## Instructions for the task
Output every line below exactly.

Start Record list

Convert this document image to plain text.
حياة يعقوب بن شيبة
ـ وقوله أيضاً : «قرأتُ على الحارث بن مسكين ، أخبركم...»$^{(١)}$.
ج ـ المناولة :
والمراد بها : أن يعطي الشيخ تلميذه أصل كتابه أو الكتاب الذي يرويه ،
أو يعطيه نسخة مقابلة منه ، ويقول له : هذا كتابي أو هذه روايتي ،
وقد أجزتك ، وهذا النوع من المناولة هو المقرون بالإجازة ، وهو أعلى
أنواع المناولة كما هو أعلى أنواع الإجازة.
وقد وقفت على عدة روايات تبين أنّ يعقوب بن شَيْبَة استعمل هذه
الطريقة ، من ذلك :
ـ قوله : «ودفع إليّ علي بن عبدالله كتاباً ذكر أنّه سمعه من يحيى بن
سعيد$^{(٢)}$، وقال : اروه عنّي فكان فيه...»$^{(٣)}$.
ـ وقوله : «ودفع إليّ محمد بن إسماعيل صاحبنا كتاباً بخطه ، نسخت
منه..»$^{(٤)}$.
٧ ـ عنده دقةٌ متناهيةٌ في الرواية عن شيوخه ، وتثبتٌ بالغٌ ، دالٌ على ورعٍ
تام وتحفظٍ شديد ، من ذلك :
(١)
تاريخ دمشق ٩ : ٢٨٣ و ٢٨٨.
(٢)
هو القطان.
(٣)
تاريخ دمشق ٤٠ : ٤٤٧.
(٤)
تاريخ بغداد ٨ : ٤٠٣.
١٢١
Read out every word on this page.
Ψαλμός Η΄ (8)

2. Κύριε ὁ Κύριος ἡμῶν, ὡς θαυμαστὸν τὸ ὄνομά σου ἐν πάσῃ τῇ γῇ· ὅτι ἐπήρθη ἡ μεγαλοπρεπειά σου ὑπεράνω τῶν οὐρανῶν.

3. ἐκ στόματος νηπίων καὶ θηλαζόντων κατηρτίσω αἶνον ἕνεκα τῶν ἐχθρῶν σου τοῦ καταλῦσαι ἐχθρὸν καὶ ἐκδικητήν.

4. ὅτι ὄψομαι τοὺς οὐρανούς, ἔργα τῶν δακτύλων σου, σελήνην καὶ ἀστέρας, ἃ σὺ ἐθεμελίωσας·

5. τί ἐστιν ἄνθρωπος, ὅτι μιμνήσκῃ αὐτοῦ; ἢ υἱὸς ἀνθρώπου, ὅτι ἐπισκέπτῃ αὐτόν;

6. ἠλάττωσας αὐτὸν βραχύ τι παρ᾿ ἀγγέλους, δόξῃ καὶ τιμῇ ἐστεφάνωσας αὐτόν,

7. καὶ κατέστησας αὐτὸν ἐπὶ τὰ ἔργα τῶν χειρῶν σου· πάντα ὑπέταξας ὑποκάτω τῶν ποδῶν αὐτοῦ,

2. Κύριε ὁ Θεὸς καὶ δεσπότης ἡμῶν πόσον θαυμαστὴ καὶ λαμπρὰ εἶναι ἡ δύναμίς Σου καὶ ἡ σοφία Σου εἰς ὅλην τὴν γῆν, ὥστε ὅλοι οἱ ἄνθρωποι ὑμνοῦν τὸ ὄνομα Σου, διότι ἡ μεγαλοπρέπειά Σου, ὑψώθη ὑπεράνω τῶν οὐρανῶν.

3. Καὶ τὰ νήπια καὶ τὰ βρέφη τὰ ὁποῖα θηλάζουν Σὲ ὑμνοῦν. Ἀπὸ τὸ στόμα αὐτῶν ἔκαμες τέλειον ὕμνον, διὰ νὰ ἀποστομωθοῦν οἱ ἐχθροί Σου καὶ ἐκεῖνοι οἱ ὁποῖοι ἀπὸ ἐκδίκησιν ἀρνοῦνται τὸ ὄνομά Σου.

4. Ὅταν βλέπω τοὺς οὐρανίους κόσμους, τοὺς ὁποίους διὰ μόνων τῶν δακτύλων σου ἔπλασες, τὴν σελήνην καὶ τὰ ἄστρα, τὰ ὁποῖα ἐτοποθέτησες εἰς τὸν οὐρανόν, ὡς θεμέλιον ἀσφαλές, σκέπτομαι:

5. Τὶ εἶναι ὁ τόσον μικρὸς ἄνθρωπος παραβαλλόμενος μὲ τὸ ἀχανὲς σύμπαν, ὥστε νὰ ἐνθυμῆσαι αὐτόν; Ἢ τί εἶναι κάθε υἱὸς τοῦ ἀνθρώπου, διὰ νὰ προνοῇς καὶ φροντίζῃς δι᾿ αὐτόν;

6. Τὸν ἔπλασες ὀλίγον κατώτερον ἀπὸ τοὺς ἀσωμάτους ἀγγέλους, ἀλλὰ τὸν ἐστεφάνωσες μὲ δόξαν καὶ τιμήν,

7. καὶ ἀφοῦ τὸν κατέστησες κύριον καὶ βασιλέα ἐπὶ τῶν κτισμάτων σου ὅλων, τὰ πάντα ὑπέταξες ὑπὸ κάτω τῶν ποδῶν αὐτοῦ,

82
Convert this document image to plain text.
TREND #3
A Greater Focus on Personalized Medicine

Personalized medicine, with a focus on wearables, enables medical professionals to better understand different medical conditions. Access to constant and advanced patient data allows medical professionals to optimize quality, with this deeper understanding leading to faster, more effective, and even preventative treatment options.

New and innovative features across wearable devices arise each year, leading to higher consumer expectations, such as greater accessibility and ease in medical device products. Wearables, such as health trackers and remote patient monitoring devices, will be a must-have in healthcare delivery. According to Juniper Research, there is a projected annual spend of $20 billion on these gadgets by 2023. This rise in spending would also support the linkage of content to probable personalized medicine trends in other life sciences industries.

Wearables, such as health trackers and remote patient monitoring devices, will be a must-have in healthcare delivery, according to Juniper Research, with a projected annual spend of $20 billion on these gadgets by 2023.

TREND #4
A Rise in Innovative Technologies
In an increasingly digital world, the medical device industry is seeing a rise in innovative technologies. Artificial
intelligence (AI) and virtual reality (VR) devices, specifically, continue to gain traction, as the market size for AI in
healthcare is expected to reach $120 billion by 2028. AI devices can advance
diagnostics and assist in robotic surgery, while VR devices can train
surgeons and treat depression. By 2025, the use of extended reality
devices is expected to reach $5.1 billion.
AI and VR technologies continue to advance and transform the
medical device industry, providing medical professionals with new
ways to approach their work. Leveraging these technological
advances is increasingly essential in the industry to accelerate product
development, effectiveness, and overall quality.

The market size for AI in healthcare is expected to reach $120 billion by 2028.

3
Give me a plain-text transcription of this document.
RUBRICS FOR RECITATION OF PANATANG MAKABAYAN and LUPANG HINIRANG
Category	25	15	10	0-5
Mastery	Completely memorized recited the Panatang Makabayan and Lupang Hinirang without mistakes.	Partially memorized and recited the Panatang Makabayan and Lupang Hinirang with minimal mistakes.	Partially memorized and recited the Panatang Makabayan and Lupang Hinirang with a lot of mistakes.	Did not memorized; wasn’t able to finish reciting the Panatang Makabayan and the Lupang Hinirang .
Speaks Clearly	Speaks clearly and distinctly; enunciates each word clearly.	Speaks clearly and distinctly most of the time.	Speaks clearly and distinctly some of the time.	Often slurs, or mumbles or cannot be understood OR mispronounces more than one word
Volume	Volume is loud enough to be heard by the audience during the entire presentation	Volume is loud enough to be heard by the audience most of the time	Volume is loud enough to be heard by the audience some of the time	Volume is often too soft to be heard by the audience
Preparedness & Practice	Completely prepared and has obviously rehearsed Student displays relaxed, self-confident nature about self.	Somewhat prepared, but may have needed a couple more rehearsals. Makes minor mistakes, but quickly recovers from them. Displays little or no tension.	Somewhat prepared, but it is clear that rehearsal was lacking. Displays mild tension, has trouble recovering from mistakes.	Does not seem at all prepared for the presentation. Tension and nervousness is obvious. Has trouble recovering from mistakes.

End Record list

## Right answer
Convert this document image to plain text.
حياة يعقوب بن شيبة
ـ وقوله أيضاً : «قرأتُ على الحارث بن مسكين ، أخبركم...»$^{(١)}$.
ج ـ المناولة :
والمراد بها : أن يعطي الشيخ تلميذه أصل كتابه أو الكتاب الذي يرويه ،
أو يعطيه نسخة مقابلة منه ، ويقول له : هذا كتابي أو هذه روايتي ،
وقد أجزتك ، وهذا النوع من المناولة هو المقرون بالإجازة ، وهو أعلى
أنواع المناولة كما هو أعلى أنواع الإجازة.
وقد وقفت على عدة روايات تبين أنّ يعقوب بن شَيْبَة استعمل هذه
الطريقة ، من ذلك :
ـ قوله : «ودفع إليّ علي بن عبدالله كتاباً ذكر أنّه سمعه من يحيى بن
سعيد$^{(٢)}$، وقال : اروه عنّي فكان فيه...»$^{(٣)}$.
ـ وقوله : «ودفع إليّ محمد بن إسماعيل صاحبنا كتاباً بخطه ، نسخت
منه..»$^{(٤)}$.
٧ ـ عنده دقةٌ متناهيةٌ في الرواية عن شيوخه ، وتثبتٌ بالغٌ ، دالٌ على ورعٍ
تام وتحفظٍ شديد ، من ذلك :
(١)
تاريخ دمشق ٩ : ٢٨٣ و ٢٨٨.
(٢)
هو القطان.
(٣)
تاريخ دمشق ٤٠ : ٤٤٧.
(٤)
تاريخ بغداد ٨ : ٤٠٣.
١٢١
Read out every word on this page.
Ψαλμός Η΄ (8)

2. Κύριε ὁ Κύριος ἡμῶν, ὡς θαυμαστὸν τὸ ὄνομά σου ἐν πάσῃ τῇ γῇ· ὅτι ἐπήρθη ἡ μεγαλοπρεπειά σου ὑπεράνω τῶν οὐρανῶν.

3. ἐκ στόματος νηπίων καὶ θηλαζόντων κατηρτίσω αἶνον ἕνεκα τῶν ἐχθρῶν σου τοῦ καταλῦσαι ἐχθρὸν καὶ ἐκδικητήν.

4. ὅτι ὄψομαι τοὺς οὐρανούς, ἔργα τῶν δακτύλων σου, σελήνην καὶ ἀστέρας, ἃ σὺ ἐθεμελίωσας·

5. τί ἐστιν ἄνθρωπος, ὅτι μιμνήσκῃ αὐτοῦ; ἢ υἱὸς ἀνθρώπου, ὅτι ἐπισκέπτῃ αὐτόν;

6. ἠλάττωσας αὐτὸν βραχύ τι παρ᾿ ἀγγέλους, δόξῃ καὶ τιμῇ ἐστεφάνωσας αὐτόν,

7. καὶ κατέστησας αὐτὸν ἐπὶ τὰ ἔργα τῶν χειρῶν σου· πάντα ὑπέταξας ὑποκάτω τῶν ποδῶν αὐτοῦ,

2. Κύριε ὁ Θεὸς καὶ δεσπότης ἡμῶν πόσον θαυμαστὴ καὶ λαμπρὰ εἶναι ἡ δύναμίς Σου καὶ ἡ σοφία Σου εἰς ὅλην τὴν γῆν, ὥστε ὅλοι οἱ ἄνθρωποι ὑμνοῦν τὸ ὄνομα Σου, διότι ἡ μεγαλοπρέπειά Σου, ὑψώθη ὑπεράνω τῶν οὐρανῶν.

3. Καὶ τὰ νήπια καὶ τὰ βρέφη τὰ ὁποῖα θηλάζουν Σὲ ὑμνοῦν. Ἀπὸ τὸ στόμα αὐτῶν ἔκαμες τέλειον ὕμνον, διὰ νὰ ἀποστομωθοῦν οἱ ἐχθροί Σου καὶ ἐκεῖνοι οἱ ὁποῖοι ἀπὸ ἐκδίκησιν ἀρνοῦνται τὸ ὄνομά Σου.

4. Ὅταν βλέπω τοὺς οὐρανίους κόσμους, τοὺς ὁποίους διὰ μόνων τῶν δακτύλων σου ἔπλασες, τὴν σελήνην καὶ τὰ ἄστρα, τὰ ὁποῖα ἐτοποθέτησες εἰς τὸν οὐρανόν, ὡς θεμέλιον ἀσφαλές, σκέπτομαι:

5. Τὶ εἶναι ὁ τόσον μικρὸς ἄνθρωπος παραβαλλόμενος μὲ τὸ ἀχανὲς σύμπαν, ὥστε νὰ ἐνθυμῆσαι αὐτόν; Ἢ τί εἶναι κάθε υἱὸς τοῦ ἀνθρώπου, διὰ νὰ προνοῇς καὶ φροντίζῃς δι᾿ αὐτόν;

6. Τὸν ἔπλασες ὀλίγον κατώτερον ἀπὸ τοὺς ἀσωμάτους ἀγγέλους, ἀλλὰ τὸν ἐστεφάνωσες μὲ δόξαν καὶ τιμήν,

7. καὶ ἀφοῦ τὸν κατέστησες κύριον καὶ βασιλέα ἐπὶ τῶν κτισμάτων σου ὅλων, τὰ πάντα ὑπέταξες ὑπὸ κάτω τῶν ποδῶν αὐτοῦ,

82
Convert this document image to plain text.
TREND #3
A Greater Focus on Personalized Medicine

Personalized medicine, with a focus on wearables, enables medical professionals to better understand different medical conditions. Access to constant and advanced patient data allows medical professionals to optimize quality, with this deeper understanding leading to faster, more effective, and even preventative treatment options.

New and innovative features across wearable devices arise each year, leading to higher consumer expectations, such as greater accessibility and ease in medical device products. Wearables, such as health trackers and remote patient monitoring devices, will be a must-have in healthcare delivery. According to Juniper Research, there is a projected annual spend of $20 billion on these gadgets by 2023. This rise in spending would also support the linkage of content to probable personalized medicine trends in other life sciences industries.

Wearables, such as health trackers and remote patient monitoring devices, will be a must-have in healthcare delivery, according to Juniper Research, with a projected annual spend of $20 billion on these gadgets by 2023.

TREND #4
A Rise in Innovative Technologies
In an increasingly digital world, the medical device industry is seeing a rise in innovative technologies. Artificial
intelligence (AI) and virtual reality (VR) devices, specifically, continue to gain traction, as the market size for AI in
healthcare is expected to reach $120 billion by 2028. AI devices can advance
diagnostics and assist in robotic surgery, while VR devices can train
surgeons and treat depression. By 2025, the use of extended reality
devices is expected to reach $5.1 billion.
AI and VR technologies continue to advance and transform the
medical device industry, providing medical professionals with new
ways to approach their work. Leveraging these technological
advances is increasingly essential in the industry to accelerate product
development, effectiveness, and overall quality.

The market size for AI in healthcare is expected to reach $120 billion by 2028.

3
Give me a plain-text transcription of this document.
RUBRICS FOR RECITATION OF PANATANG MAKABAYAN and LUPANG HINIRANG
Category	25	15	10	0-5
Mastery	Completely memorized recited the Panatang Makabayan and Lupang Hinirang without mistakes.	Partially memorized and recited the Panatang Makabayan and Lupang Hinirang with minimal mistakes.	Partially memorized and recited the Panatang Makabayan and Lupang Hinirang with a lot of mistakes.	Did not memorized; wasn’t able to finish reciting the Panatang Makabayan and the Lupang Hinirang .
Speaks Clearly	Speaks clearly and distinctly; enunciates each word clearly.	Speaks clearly and distinctly most of the time.	Speaks clearly and distinctly some of the time.	Often slurs, or mumbles or cannot be understood OR mispronounces more than one word
Volume	Volume is loud enough to be heard by the audience during the entire presentation	Volume is loud enough to be heard by the audience most of the time	Volume is loud enough to be heard by the audience some of the time	Volume is often too soft to be heard by the audience
Preparedness & Practice	Completely prepared and has obviously rehearsed Student displays relaxed, self-confident nature about self.	Somewhat prepared, but may have needed a couple more rehearsals. Makes minor mistakes, but quickly recovers from them. Displays little or no tension.	Somewhat prepared, but it is clear that rehearsal was lacking. Displays mild tension, has trouble recovering from mistakes.	Does not seem at all prepared for the presentation. Tension and nervousness is obvious. Has trouble recovering from mistakes.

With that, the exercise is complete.